DO THIS: Repeat the material verbatim and drop the pictures.

Stored dataset items
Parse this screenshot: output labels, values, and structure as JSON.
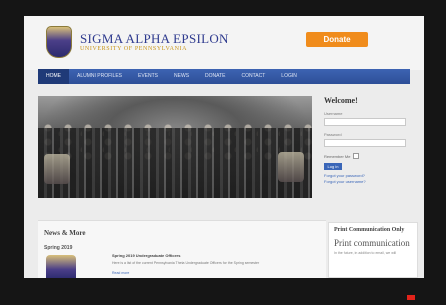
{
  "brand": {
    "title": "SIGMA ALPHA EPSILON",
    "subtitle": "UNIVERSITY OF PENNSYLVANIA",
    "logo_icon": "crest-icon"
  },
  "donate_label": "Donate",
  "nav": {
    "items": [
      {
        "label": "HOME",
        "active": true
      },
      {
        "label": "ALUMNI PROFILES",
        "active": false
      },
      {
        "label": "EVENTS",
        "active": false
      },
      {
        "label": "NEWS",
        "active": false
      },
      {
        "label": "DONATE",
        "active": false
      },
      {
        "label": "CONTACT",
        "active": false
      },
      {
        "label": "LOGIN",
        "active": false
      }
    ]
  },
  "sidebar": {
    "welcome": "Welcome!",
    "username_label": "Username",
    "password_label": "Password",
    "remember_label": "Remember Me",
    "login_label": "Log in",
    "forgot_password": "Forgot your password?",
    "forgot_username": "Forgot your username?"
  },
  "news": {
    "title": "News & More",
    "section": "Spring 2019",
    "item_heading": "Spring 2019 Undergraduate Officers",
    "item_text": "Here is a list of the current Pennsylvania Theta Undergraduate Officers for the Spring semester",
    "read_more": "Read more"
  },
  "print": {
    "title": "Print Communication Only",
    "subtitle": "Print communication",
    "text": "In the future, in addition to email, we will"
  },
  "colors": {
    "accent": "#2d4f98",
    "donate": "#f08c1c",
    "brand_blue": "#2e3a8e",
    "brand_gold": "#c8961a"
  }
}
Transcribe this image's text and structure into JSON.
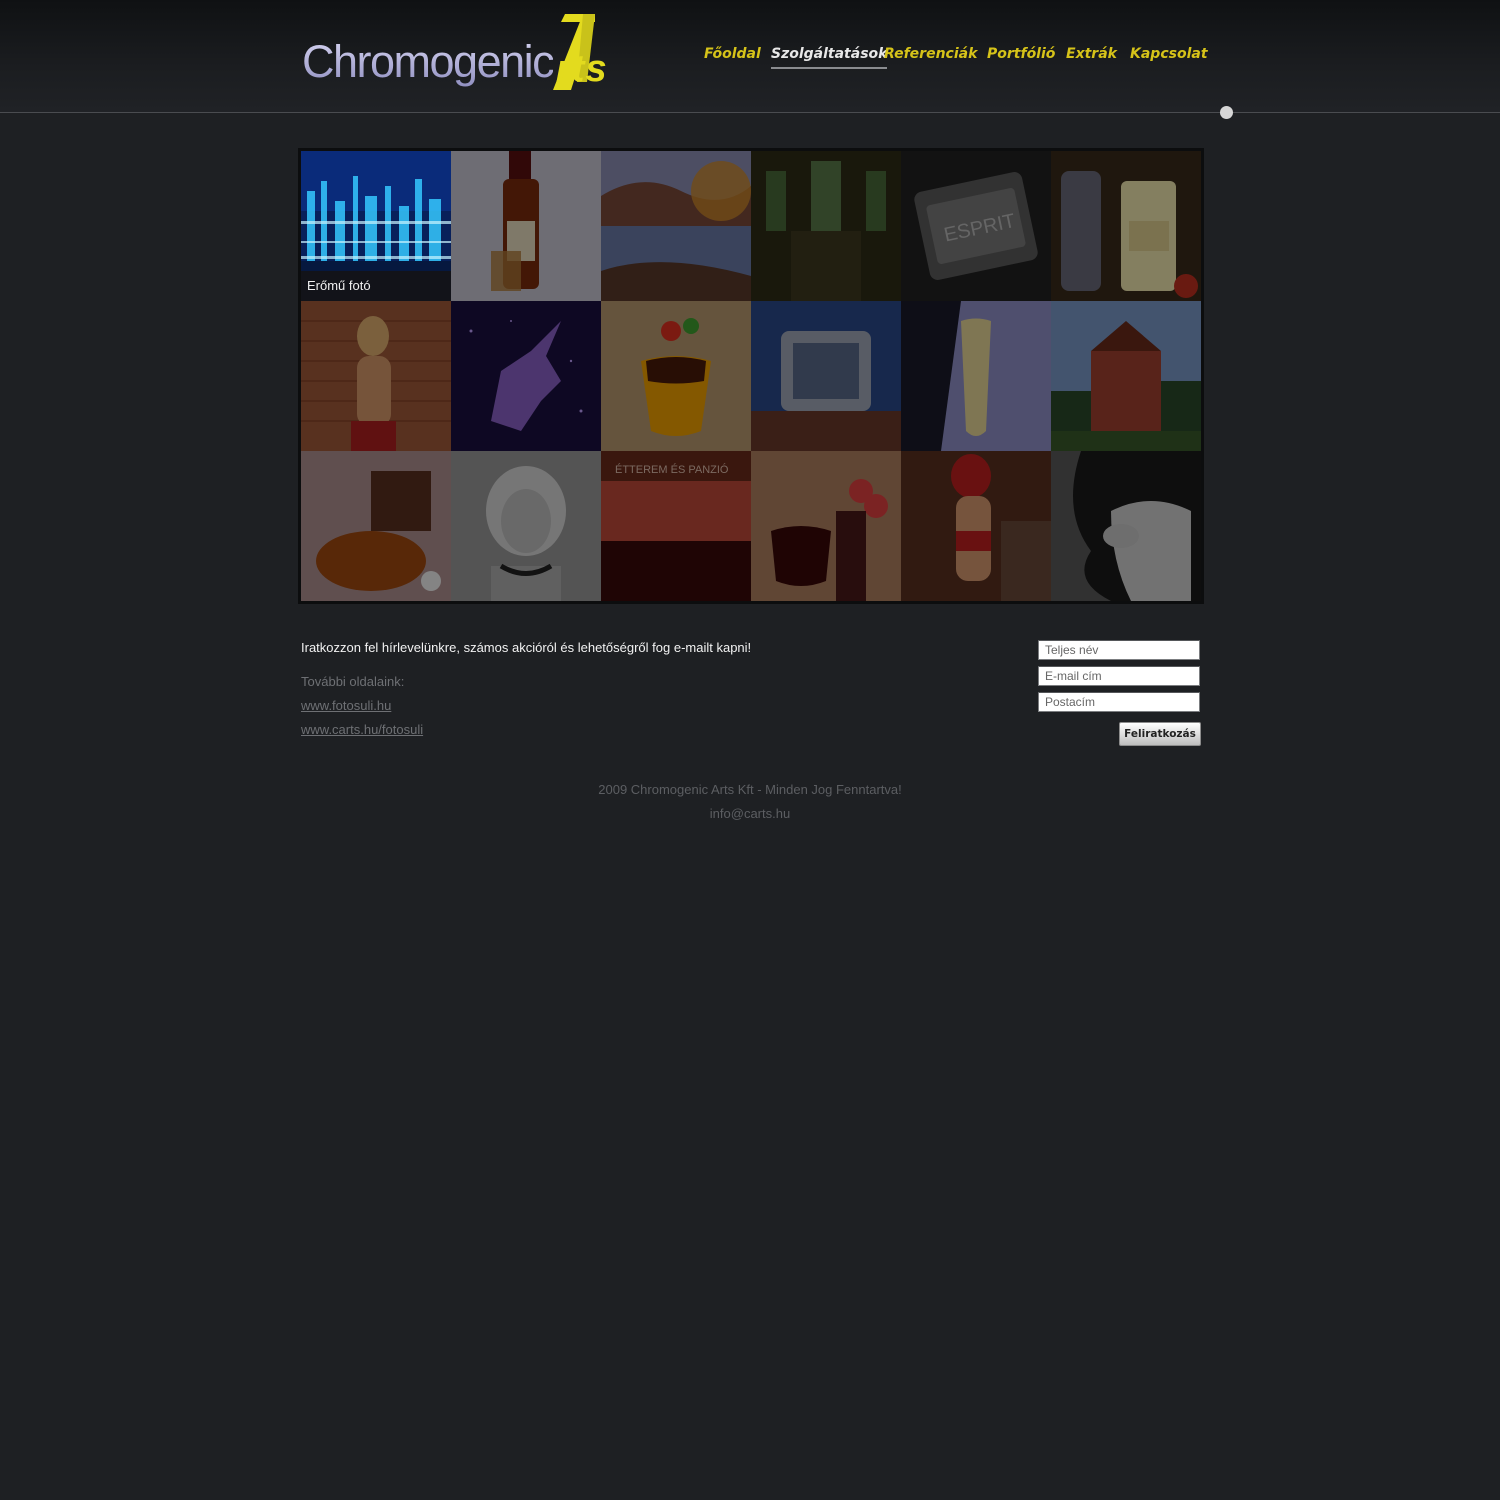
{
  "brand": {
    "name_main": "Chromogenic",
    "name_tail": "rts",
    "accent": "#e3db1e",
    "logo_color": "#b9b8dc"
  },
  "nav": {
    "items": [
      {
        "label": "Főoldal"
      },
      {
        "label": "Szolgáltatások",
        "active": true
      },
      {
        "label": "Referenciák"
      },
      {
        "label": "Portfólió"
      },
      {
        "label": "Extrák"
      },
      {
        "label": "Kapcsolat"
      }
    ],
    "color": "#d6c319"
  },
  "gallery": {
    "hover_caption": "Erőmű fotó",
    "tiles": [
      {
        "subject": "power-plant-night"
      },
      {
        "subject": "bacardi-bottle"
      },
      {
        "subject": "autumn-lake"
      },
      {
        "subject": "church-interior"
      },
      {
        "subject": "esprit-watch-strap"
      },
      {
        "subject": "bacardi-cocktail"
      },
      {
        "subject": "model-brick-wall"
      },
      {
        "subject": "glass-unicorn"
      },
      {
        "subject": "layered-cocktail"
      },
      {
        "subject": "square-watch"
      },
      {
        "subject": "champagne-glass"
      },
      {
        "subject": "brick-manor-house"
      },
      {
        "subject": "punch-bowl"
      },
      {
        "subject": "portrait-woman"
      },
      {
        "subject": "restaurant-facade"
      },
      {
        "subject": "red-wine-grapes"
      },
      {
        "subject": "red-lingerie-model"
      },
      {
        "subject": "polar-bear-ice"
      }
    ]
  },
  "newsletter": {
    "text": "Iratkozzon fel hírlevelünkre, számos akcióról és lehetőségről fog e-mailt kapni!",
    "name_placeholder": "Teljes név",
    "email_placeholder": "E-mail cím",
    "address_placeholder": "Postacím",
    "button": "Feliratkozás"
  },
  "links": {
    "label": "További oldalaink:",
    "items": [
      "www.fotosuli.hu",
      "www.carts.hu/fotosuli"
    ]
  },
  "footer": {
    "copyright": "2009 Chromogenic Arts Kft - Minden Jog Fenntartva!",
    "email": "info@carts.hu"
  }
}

ANSWER BELOW:
Parse this screenshot: output labels, values, and structure as JSON.
{
  "brand": {
    "title": "SIGMA ALPHA EPSILON",
    "subtitle": "UNIVERSITY OF PENNSYLVANIA",
    "logo_icon": "crest-icon"
  },
  "donate_label": "Donate",
  "nav": {
    "items": [
      {
        "label": "HOME",
        "active": true
      },
      {
        "label": "ALUMNI PROFILES",
        "active": false
      },
      {
        "label": "EVENTS",
        "active": false
      },
      {
        "label": "NEWS",
        "active": false
      },
      {
        "label": "DONATE",
        "active": false
      },
      {
        "label": "CONTACT",
        "active": false
      },
      {
        "label": "LOGIN",
        "active": false
      }
    ]
  },
  "sidebar": {
    "welcome": "Welcome!",
    "username_label": "Username",
    "password_label": "Password",
    "remember_label": "Remember Me",
    "login_label": "Log in",
    "forgot_password": "Forgot your password?",
    "forgot_username": "Forgot your username?"
  },
  "news": {
    "title": "News & More",
    "section": "Spring 2019",
    "item_heading": "Spring 2019 Undergraduate Officers",
    "item_text": "Here is a list of the current Pennsylvania Theta Undergraduate Officers for the Spring semester",
    "read_more": "Read more"
  },
  "print": {
    "title": "Print Communication Only",
    "subtitle": "Print communication",
    "text": "In the future, in addition to email, we will"
  },
  "colors": {
    "accent": "#2d4f98",
    "donate": "#f08c1c",
    "brand_blue": "#2e3a8e",
    "brand_gold": "#c8961a"
  }
}
Transcribe this image's text and structure into JSON.
{
  "brand": {
    "name_main": "Chromogenic",
    "name_tail": "rts",
    "accent": "#e3db1e",
    "logo_color": "#b9b8dc"
  },
  "nav": {
    "items": [
      {
        "label": "Főoldal"
      },
      {
        "label": "Szolgáltatások",
        "active": true
      },
      {
        "label": "Referenciák"
      },
      {
        "label": "Portfólió"
      },
      {
        "label": "Extrák"
      },
      {
        "label": "Kapcsolat"
      }
    ],
    "color": "#d6c319"
  },
  "gallery": {
    "hover_caption": "Erőmű fotó",
    "tiles": [
      {
        "subject": "power-plant-night"
      },
      {
        "subject": "bacardi-bottle"
      },
      {
        "subject": "autumn-lake"
      },
      {
        "subject": "church-interior"
      },
      {
        "subject": "esprit-watch-strap"
      },
      {
        "subject": "bacardi-cocktail"
      },
      {
        "subject": "model-brick-wall"
      },
      {
        "subject": "glass-unicorn"
      },
      {
        "subject": "layered-cocktail"
      },
      {
        "subject": "square-watch"
      },
      {
        "subject": "champagne-glass"
      },
      {
        "subject": "brick-manor-house"
      },
      {
        "subject": "punch-bowl"
      },
      {
        "subject": "portrait-woman"
      },
      {
        "subject": "restaurant-facade"
      },
      {
        "subject": "red-wine-grapes"
      },
      {
        "subject": "red-lingerie-model"
      },
      {
        "subject": "polar-bear-ice"
      }
    ]
  },
  "newsletter": {
    "text": "Iratkozzon fel hírlevelünkre, számos akcióról és lehetőségről fog e-mailt kapni!",
    "name_placeholder": "Teljes név",
    "email_placeholder": "E-mail cím",
    "address_placeholder": "Postacím",
    "button": "Feliratkozás"
  },
  "links": {
    "label": "További oldalaink:",
    "items": [
      "www.fotosuli.hu",
      "www.carts.hu/fotosuli"
    ]
  },
  "footer": {
    "copyright": "2009 Chromogenic Arts Kft - Minden Jog Fenntartva!",
    "email": "info@carts.hu"
  }
}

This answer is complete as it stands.